• Work to do: Restate each line of the listing exactly, without carrying over any pictures.
---- Excerpted records
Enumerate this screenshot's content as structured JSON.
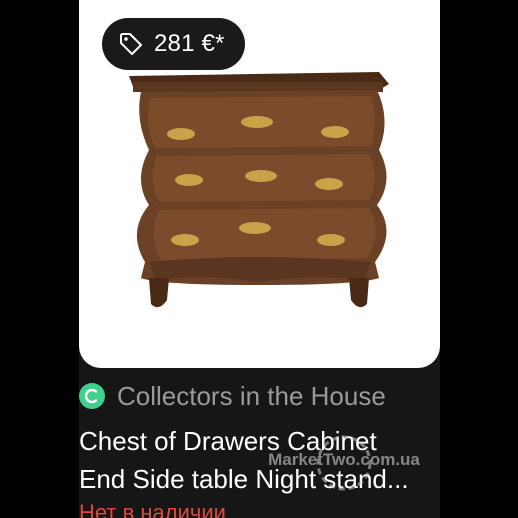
{
  "listing": {
    "price": "281 €*",
    "seller": {
      "name": "Collectors in the House",
      "avatar_letter": "C",
      "avatar_color": "#3fd28c"
    },
    "title_line1": "Chest of Drawers Cabinet",
    "title_line2": "End Side table Night stand...",
    "status": "Нет в наличии"
  },
  "watermark": {
    "text": "MarketTwo.com.ua"
  },
  "colors": {
    "background": "#000000",
    "card": "#161616",
    "seller_text": "#9a9a9a",
    "status": "#d94a3e"
  },
  "icons": {
    "price": "price-tag-icon"
  }
}
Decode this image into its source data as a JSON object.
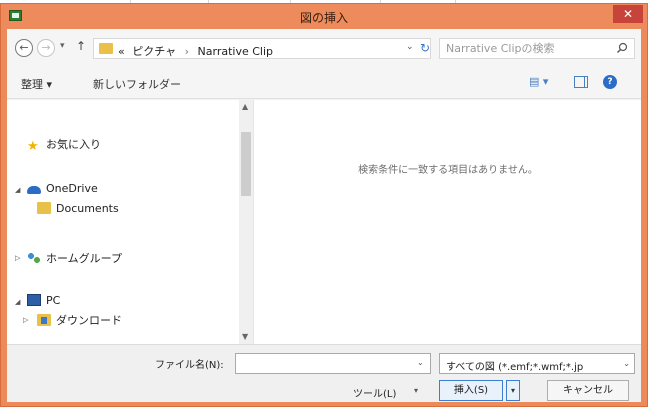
{
  "window": {
    "title": "図の挿入",
    "close_glyph": "✕"
  },
  "nav": {
    "back_glyph": "←",
    "forward_glyph": "→",
    "recent_glyph": "▾",
    "up_glyph": "↑"
  },
  "address": {
    "overflow": "«",
    "crumb1": "ピクチャ",
    "separator": "›",
    "crumb2": "Narrative Clip",
    "dropdown_glyph": "⌄",
    "refresh_glyph": "↻"
  },
  "search": {
    "placeholder": "Narrative Clipの検索"
  },
  "commands": {
    "organize": "整理 ▾",
    "new_folder": "新しいフォルダー",
    "view_glyph": "▤ ▾",
    "help_glyph": "?"
  },
  "sidebar": {
    "items": [
      {
        "label": "お気に入り",
        "expander": ""
      },
      {
        "label": "OneDrive",
        "expander": "◢"
      },
      {
        "label": "Documents",
        "expander": ""
      },
      {
        "label": "ホームグループ",
        "expander": "▷"
      },
      {
        "label": "PC",
        "expander": "◢"
      },
      {
        "label": "ダウンロード",
        "expander": "▷"
      }
    ],
    "scroll_up": "▲",
    "scroll_down": "▼"
  },
  "content": {
    "empty_message": "検索条件に一致する項目はありません。"
  },
  "footer": {
    "filename_label": "ファイル名(N):",
    "filename_value": "",
    "filename_dropdown": "⌄",
    "filetype": "すべての図 (*.emf;*.wmf;*.jp",
    "filetype_arrow": "⌄",
    "tools": "ツール(L)",
    "tools_arrow": "▾",
    "insert": "挿入(S)",
    "insert_arrow": "▾",
    "cancel": "キャンセル"
  },
  "colors": {
    "titlebar": "#ee8b5c",
    "close": "#c7443a",
    "accent": "#3c7fd0"
  }
}
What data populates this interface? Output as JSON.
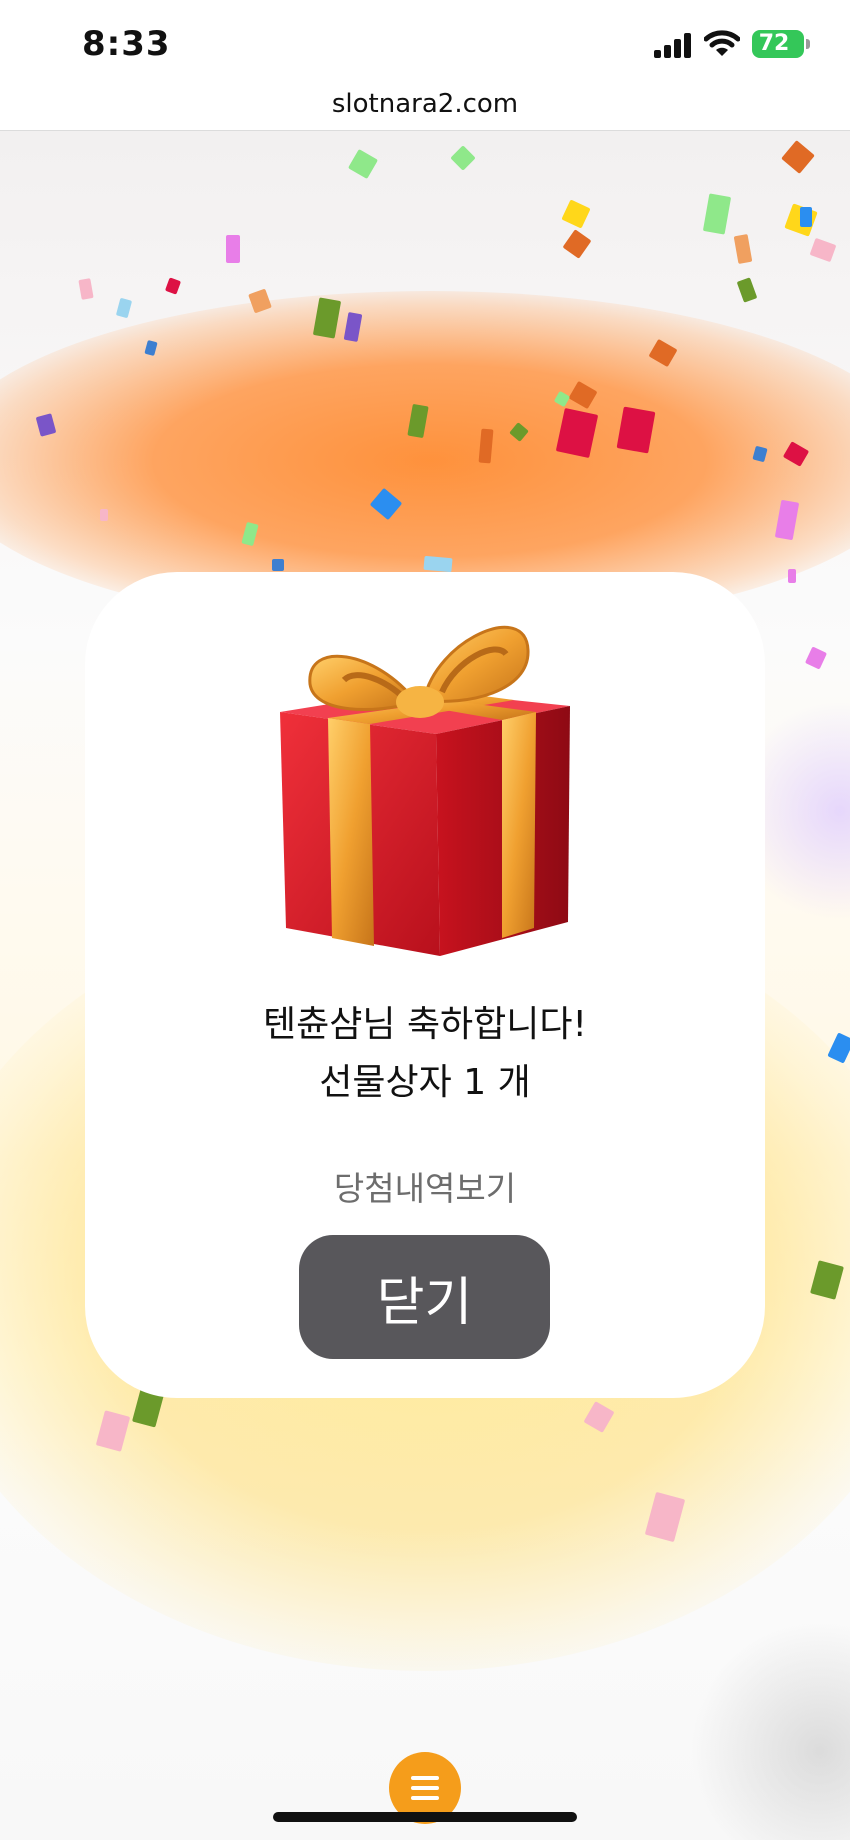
{
  "status_bar": {
    "time": "8:33",
    "battery": "72"
  },
  "browser": {
    "url": "slotnara2.com"
  },
  "modal": {
    "congrats": "텐츈샴님 축하합니다!",
    "prize": "선물상자 1 개",
    "history_link": "당첨내역보기",
    "close_label": "닫기",
    "icon": "gift-box-icon"
  },
  "menu_button": {
    "icon": "menu-icon",
    "color": "#f59d1b"
  },
  "colors": {
    "accent": "#f59d1b",
    "button": "#58575b",
    "battery": "#34c759"
  }
}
--------
• Task answer:
Enumerate this screenshot's content as structured JSON.
{
  "listing": {
    "price": "281 €*",
    "seller": {
      "name": "Collectors in the House",
      "avatar_letter": "C",
      "avatar_color": "#3fd28c"
    },
    "title_line1": "Chest of Drawers Cabinet",
    "title_line2": "End Side table Night stand...",
    "status": "Нет в наличии"
  },
  "watermark": {
    "text": "MarketTwo.com.ua"
  },
  "colors": {
    "background": "#000000",
    "card": "#161616",
    "seller_text": "#9a9a9a",
    "status": "#d94a3e"
  },
  "icons": {
    "price": "price-tag-icon"
  }
}
Decode this image into its source data as a JSON object.
{
  "window": {
    "title": "図の挿入",
    "close_glyph": "✕"
  },
  "nav": {
    "back_glyph": "←",
    "forward_glyph": "→",
    "recent_glyph": "▾",
    "up_glyph": "↑"
  },
  "address": {
    "overflow": "«",
    "crumb1": "ピクチャ",
    "separator": "›",
    "crumb2": "Narrative Clip",
    "dropdown_glyph": "⌄",
    "refresh_glyph": "↻"
  },
  "search": {
    "placeholder": "Narrative Clipの検索"
  },
  "commands": {
    "organize": "整理 ▾",
    "new_folder": "新しいフォルダー",
    "view_glyph": "▤ ▾",
    "help_glyph": "?"
  },
  "sidebar": {
    "items": [
      {
        "label": "お気に入り",
        "expander": ""
      },
      {
        "label": "OneDrive",
        "expander": "◢"
      },
      {
        "label": "Documents",
        "expander": ""
      },
      {
        "label": "ホームグループ",
        "expander": "▷"
      },
      {
        "label": "PC",
        "expander": "◢"
      },
      {
        "label": "ダウンロード",
        "expander": "▷"
      }
    ],
    "scroll_up": "▲",
    "scroll_down": "▼"
  },
  "content": {
    "empty_message": "検索条件に一致する項目はありません。"
  },
  "footer": {
    "filename_label": "ファイル名(N):",
    "filename_value": "",
    "filename_dropdown": "⌄",
    "filetype": "すべての図 (*.emf;*.wmf;*.jp",
    "filetype_arrow": "⌄",
    "tools": "ツール(L)",
    "tools_arrow": "▾",
    "insert": "挿入(S)",
    "insert_arrow": "▾",
    "cancel": "キャンセル"
  },
  "colors": {
    "titlebar": "#ee8b5c",
    "close": "#c7443a",
    "accent": "#3c7fd0"
  }
}
What data populates this interface? Output as JSON.
{
  "status_bar": {
    "time": "8:33",
    "battery": "72"
  },
  "browser": {
    "url": "slotnara2.com"
  },
  "modal": {
    "congrats": "텐츈샴님 축하합니다!",
    "prize": "선물상자 1 개",
    "history_link": "당첨내역보기",
    "close_label": "닫기",
    "icon": "gift-box-icon"
  },
  "menu_button": {
    "icon": "menu-icon",
    "color": "#f59d1b"
  },
  "colors": {
    "accent": "#f59d1b",
    "button": "#58575b",
    "battery": "#34c759"
  }
}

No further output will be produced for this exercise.